GOAL: List each line of the data in which the string "MONO" appears.

RECORDS FOR THIS EXERCISE:
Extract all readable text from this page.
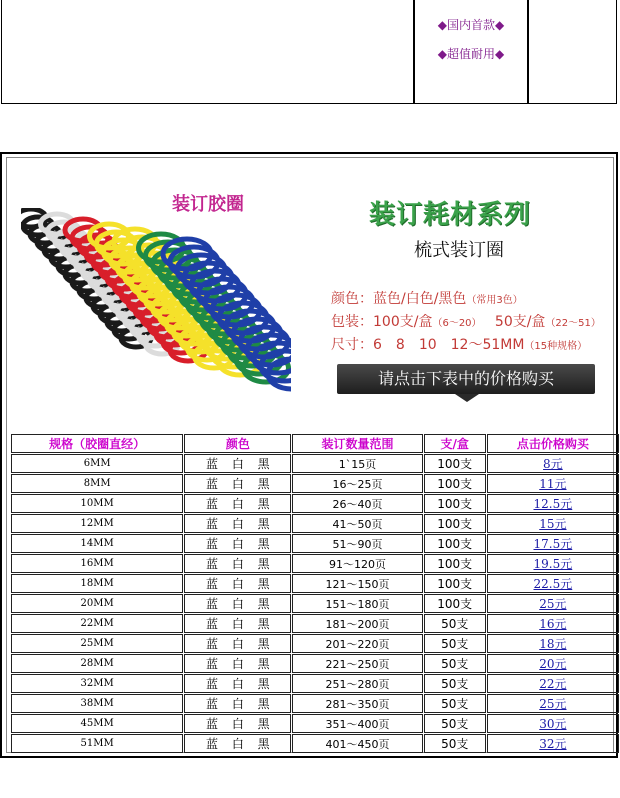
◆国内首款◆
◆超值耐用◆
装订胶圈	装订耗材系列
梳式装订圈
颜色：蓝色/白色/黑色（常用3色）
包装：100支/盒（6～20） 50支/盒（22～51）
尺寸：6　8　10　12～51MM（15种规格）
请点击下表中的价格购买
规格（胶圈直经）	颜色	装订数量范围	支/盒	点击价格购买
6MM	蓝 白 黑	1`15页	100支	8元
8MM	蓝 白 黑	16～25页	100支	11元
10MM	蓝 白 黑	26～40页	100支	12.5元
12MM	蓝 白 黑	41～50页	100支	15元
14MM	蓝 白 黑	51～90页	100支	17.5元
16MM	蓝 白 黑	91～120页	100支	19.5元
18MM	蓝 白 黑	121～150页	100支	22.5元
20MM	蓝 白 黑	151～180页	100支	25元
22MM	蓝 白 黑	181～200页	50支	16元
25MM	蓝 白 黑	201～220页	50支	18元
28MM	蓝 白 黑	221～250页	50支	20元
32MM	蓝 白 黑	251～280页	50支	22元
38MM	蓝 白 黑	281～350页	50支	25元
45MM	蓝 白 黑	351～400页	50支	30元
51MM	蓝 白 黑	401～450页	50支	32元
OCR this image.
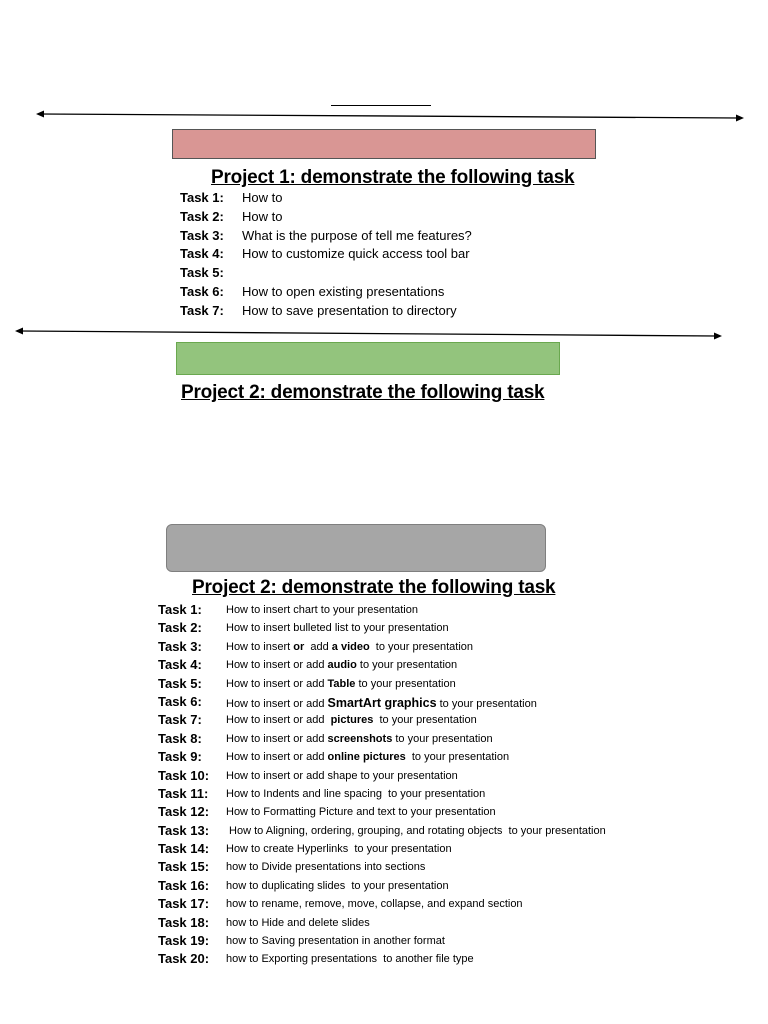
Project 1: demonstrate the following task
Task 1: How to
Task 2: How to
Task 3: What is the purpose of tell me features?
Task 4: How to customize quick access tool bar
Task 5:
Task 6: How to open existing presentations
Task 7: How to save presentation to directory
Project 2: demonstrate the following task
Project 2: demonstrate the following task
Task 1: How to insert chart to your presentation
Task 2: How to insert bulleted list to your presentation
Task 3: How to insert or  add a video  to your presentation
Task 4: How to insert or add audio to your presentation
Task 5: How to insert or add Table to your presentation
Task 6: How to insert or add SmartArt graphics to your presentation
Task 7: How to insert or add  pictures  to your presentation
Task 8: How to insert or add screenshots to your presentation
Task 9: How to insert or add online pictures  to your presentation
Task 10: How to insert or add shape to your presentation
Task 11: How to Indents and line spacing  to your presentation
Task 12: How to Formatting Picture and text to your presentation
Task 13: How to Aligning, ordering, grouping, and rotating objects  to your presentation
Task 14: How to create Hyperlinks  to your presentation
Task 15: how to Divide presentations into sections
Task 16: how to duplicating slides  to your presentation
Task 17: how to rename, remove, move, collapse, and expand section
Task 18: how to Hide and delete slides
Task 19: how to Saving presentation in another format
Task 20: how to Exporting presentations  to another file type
* * *
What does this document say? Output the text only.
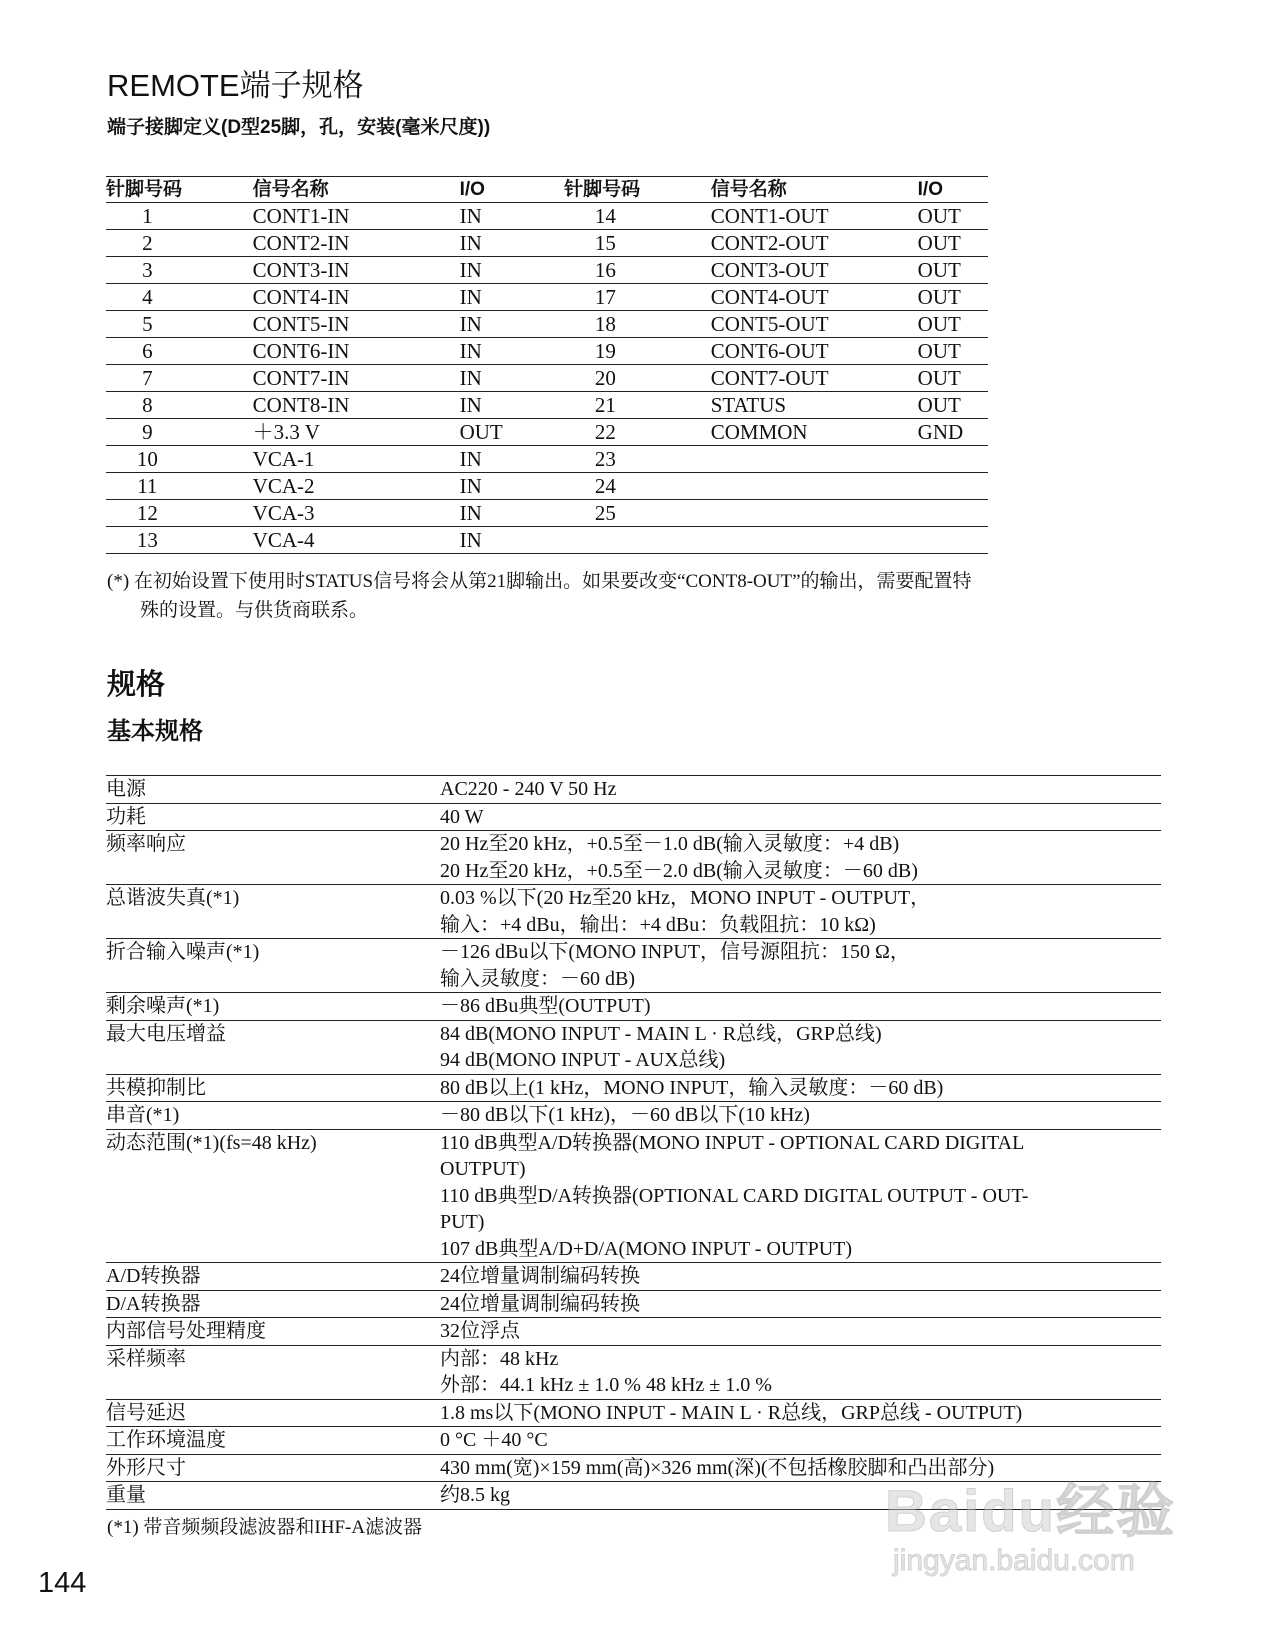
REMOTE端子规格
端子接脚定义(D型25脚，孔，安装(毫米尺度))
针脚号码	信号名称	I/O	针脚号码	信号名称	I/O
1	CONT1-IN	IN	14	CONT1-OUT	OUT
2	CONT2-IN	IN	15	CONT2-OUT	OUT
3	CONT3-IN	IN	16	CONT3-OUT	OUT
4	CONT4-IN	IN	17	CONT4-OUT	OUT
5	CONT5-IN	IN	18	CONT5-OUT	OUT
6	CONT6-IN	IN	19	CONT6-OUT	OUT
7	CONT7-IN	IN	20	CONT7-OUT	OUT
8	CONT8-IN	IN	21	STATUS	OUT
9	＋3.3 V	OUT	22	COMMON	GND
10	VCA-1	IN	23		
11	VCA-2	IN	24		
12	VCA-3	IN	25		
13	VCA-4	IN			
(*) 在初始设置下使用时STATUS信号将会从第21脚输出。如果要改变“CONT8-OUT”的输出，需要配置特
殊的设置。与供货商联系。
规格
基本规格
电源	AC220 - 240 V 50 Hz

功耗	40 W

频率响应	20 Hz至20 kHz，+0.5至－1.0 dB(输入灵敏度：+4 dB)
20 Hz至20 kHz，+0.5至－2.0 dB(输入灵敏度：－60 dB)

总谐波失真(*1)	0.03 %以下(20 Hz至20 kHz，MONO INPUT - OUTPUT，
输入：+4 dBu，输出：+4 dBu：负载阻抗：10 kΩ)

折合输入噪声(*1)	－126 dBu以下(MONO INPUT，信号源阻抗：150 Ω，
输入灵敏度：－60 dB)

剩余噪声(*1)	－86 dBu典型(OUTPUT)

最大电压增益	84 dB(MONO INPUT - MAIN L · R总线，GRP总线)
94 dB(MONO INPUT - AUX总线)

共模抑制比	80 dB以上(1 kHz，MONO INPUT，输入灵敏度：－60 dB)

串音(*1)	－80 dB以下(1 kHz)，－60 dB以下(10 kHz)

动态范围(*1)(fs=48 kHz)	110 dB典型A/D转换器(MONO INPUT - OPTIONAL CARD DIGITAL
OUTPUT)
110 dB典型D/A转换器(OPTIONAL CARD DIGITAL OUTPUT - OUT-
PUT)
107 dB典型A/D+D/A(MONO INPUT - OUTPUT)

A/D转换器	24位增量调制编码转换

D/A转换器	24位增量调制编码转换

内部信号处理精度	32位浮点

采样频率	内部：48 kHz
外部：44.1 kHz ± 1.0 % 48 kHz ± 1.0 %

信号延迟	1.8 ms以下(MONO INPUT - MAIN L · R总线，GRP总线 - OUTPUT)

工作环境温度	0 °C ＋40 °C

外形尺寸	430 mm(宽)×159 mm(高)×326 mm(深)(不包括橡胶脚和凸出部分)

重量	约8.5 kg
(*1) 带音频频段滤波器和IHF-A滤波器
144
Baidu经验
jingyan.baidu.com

WRITTEN ANSWER:
总谐波失真(*1)	0.03 %以下(20 Hz至20 kHz，MONO INPUT - OUTPUT，
折合输入噪声(*1)	－126 dBu以下(MONO INPUT，信号源阻抗：150 Ω，
最大电压增益	84 dB(MONO INPUT - MAIN L · R总线，GRP总线)
94 dB(MONO INPUT - AUX总线)
共模抑制比	80 dB以上(1 kHz，MONO INPUT，输入灵敏度：－60 dB)
动态范围(*1)(fs=48 kHz)	110 dB典型A/D转换器(MONO INPUT - OPTIONAL CARD DIGITAL
107 dB典型A/D+D/A(MONO INPUT - OUTPUT)
信号延迟	1.8 ms以下(MONO INPUT - MAIN L · R总线，GRP总线 - OUTPUT)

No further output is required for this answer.